[Figure record extracts]

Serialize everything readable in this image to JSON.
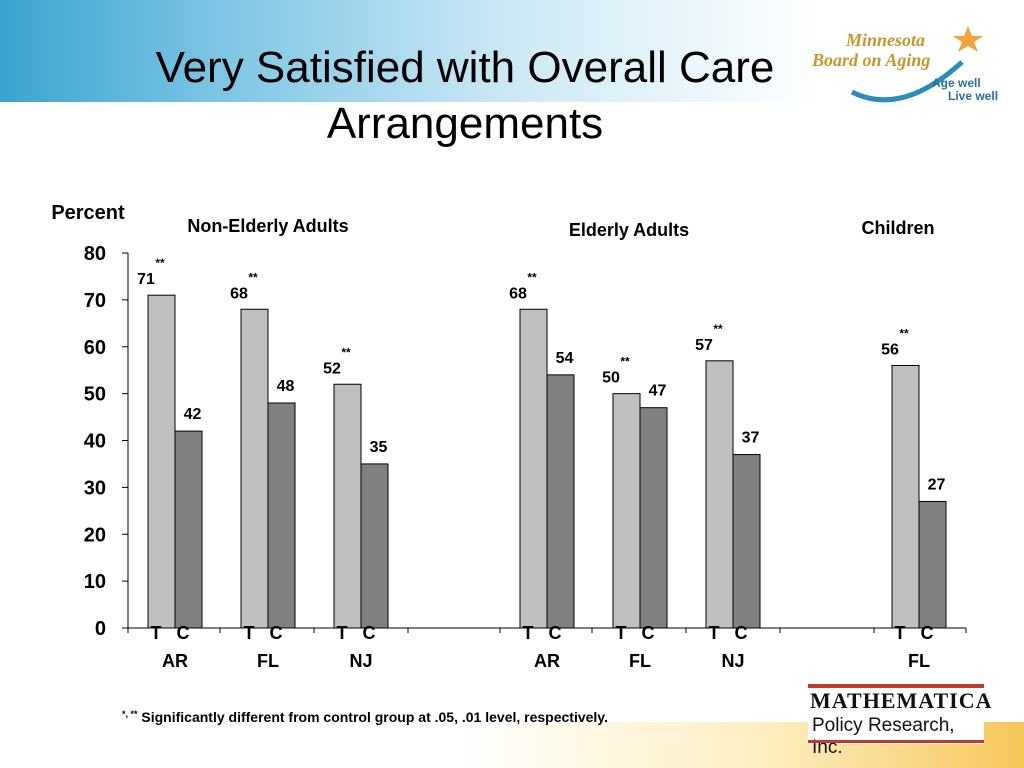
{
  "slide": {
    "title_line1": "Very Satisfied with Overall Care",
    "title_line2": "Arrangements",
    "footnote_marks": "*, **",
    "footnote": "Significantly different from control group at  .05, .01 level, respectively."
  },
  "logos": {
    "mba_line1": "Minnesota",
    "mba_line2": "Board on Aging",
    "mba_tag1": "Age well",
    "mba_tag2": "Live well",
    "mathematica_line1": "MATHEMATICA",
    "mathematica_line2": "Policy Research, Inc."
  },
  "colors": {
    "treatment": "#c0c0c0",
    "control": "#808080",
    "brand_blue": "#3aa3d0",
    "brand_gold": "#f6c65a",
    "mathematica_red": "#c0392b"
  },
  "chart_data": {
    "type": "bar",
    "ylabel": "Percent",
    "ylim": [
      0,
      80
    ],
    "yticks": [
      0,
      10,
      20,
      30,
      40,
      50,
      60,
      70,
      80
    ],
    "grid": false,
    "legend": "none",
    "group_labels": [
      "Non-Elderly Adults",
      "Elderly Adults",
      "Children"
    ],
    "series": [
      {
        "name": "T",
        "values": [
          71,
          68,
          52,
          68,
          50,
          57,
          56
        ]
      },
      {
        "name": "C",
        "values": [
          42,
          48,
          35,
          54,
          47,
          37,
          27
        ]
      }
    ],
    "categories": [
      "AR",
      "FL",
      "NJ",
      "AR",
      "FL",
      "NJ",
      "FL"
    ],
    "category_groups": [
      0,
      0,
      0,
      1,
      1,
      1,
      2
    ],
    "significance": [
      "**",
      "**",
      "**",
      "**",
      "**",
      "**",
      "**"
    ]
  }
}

# WRITTEN TASK
Reproduce each line word for word and drop the pictures.

# ANSWER TO THIS PROBLEM
Serialize everything readable in this image to JSON.
{
  "slide": {
    "title_line1": "Very Satisfied with Overall Care",
    "title_line2": "Arrangements",
    "footnote_marks": "*, **",
    "footnote": "Significantly different from control group at  .05, .01 level, respectively."
  },
  "logos": {
    "mba_line1": "Minnesota",
    "mba_line2": "Board on Aging",
    "mba_tag1": "Age well",
    "mba_tag2": "Live well",
    "mathematica_line1": "MATHEMATICA",
    "mathematica_line2": "Policy Research, Inc."
  },
  "colors": {
    "treatment": "#c0c0c0",
    "control": "#808080",
    "brand_blue": "#3aa3d0",
    "brand_gold": "#f6c65a",
    "mathematica_red": "#c0392b"
  },
  "chart_data": {
    "type": "bar",
    "ylabel": "Percent",
    "ylim": [
      0,
      80
    ],
    "yticks": [
      0,
      10,
      20,
      30,
      40,
      50,
      60,
      70,
      80
    ],
    "grid": false,
    "legend": "none",
    "group_labels": [
      "Non-Elderly Adults",
      "Elderly Adults",
      "Children"
    ],
    "series": [
      {
        "name": "T",
        "values": [
          71,
          68,
          52,
          68,
          50,
          57,
          56
        ]
      },
      {
        "name": "C",
        "values": [
          42,
          48,
          35,
          54,
          47,
          37,
          27
        ]
      }
    ],
    "categories": [
      "AR",
      "FL",
      "NJ",
      "AR",
      "FL",
      "NJ",
      "FL"
    ],
    "category_groups": [
      0,
      0,
      0,
      1,
      1,
      1,
      2
    ],
    "significance": [
      "**",
      "**",
      "**",
      "**",
      "**",
      "**",
      "**"
    ]
  }
}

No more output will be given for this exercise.